Report how many lines of the entries below contain the word "összes", and nothing more.

• DATA LINES
— Begin —
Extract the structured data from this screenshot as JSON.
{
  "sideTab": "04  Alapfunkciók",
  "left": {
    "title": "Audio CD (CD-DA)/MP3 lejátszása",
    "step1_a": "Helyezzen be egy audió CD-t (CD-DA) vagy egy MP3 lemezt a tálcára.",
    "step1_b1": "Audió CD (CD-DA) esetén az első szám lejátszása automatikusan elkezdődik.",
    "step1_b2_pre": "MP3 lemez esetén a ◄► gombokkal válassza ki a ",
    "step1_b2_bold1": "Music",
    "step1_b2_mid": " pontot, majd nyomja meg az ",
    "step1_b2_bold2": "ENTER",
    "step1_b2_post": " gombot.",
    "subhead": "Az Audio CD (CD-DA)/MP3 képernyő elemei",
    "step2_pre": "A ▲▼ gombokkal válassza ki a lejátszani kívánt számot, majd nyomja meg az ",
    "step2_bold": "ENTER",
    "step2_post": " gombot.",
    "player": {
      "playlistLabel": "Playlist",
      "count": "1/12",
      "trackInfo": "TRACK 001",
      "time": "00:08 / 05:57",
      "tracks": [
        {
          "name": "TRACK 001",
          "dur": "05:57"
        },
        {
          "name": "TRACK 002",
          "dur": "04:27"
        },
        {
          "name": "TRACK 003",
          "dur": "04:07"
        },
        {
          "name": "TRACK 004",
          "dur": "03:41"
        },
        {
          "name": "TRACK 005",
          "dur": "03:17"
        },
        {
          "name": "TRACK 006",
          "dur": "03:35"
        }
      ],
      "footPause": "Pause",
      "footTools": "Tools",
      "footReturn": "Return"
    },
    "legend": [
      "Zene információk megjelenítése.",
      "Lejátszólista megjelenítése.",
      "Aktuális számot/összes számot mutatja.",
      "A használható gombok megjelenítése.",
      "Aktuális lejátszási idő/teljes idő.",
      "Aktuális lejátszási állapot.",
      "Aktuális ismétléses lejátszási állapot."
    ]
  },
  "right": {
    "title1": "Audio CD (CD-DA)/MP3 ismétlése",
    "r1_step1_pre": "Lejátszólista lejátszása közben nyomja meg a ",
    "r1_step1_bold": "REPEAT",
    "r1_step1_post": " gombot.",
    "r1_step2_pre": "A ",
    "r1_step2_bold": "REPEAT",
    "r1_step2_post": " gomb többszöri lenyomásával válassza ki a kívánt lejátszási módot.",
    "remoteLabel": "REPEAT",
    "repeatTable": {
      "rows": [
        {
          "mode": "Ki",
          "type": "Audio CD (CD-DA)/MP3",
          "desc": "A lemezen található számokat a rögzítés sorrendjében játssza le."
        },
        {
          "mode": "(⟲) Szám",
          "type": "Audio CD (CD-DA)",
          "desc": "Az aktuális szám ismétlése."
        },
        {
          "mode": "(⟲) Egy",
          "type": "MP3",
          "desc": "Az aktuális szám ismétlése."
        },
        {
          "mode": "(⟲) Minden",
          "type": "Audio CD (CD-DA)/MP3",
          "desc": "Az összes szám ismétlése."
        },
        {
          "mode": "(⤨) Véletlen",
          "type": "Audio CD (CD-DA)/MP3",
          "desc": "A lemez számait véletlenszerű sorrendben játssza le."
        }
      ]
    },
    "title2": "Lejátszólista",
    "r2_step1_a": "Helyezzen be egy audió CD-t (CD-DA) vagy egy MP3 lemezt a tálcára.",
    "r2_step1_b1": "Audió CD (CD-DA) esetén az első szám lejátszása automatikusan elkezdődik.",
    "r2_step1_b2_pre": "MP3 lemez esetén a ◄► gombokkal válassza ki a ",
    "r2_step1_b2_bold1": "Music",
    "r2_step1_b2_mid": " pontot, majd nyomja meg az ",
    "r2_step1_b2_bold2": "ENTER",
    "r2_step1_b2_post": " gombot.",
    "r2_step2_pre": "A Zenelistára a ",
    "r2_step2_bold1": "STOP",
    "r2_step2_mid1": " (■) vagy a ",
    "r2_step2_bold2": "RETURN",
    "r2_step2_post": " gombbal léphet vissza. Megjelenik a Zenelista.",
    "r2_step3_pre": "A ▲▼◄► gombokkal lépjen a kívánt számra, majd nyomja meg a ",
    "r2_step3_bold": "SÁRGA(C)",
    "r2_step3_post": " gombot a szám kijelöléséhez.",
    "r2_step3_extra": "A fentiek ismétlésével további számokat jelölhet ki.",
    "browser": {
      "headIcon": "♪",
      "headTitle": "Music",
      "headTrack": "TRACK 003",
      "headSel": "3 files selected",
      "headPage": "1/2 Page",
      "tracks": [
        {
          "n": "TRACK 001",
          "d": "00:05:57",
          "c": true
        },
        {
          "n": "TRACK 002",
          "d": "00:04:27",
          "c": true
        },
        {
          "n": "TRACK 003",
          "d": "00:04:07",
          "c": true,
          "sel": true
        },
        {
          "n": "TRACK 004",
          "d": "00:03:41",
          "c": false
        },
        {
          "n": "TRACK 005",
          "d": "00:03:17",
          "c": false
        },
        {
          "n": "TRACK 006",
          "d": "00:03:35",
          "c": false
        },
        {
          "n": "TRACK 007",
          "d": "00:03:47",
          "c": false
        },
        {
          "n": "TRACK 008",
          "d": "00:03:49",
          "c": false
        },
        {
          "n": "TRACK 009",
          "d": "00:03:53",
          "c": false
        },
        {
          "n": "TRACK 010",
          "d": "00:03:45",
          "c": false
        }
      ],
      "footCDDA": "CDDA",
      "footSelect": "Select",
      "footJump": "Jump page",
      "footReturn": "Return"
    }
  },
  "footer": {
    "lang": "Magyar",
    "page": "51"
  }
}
— End —
• SOLUTION TO THIS TASK
2